## Exercise instructions
Identify, in the records below, every line where the string "детей" appears, and copy each such line.

• • • •

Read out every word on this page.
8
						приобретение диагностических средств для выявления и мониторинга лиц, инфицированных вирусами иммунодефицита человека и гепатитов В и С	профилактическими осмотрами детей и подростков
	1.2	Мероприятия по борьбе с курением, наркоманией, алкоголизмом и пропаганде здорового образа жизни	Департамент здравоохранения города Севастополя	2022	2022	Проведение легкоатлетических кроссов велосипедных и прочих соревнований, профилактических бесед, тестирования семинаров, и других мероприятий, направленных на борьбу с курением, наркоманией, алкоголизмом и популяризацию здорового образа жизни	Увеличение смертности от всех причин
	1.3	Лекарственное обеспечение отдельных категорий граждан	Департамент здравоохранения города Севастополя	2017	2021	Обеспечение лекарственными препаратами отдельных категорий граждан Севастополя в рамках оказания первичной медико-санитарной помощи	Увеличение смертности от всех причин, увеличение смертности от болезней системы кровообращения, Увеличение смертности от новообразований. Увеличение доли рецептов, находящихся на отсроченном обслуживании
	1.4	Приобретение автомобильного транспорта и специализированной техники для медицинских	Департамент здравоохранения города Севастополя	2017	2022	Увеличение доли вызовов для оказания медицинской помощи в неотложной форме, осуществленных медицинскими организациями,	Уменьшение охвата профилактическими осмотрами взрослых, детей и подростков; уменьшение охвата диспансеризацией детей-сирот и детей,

• • • •

## Task output
						приобретение диагностических средств для выявления и мониторинга лиц, инфицированных вирусами иммунодефицита человека и гепатитов В и С	профилактическими осмотрами детей и подростков
	1.4	Приобретение автомобильного транспорта и специализированной техники для медицинских	Департамент здравоохранения города Севастополя	2017	2022	Увеличение доли вызовов для оказания медицинской помощи в неотложной форме, осуществленных медицинскими организациями,	Уменьшение охвата профилактическими осмотрами взрослых, детей и подростков; уменьшение охвата диспансеризацией детей-сирот и детей,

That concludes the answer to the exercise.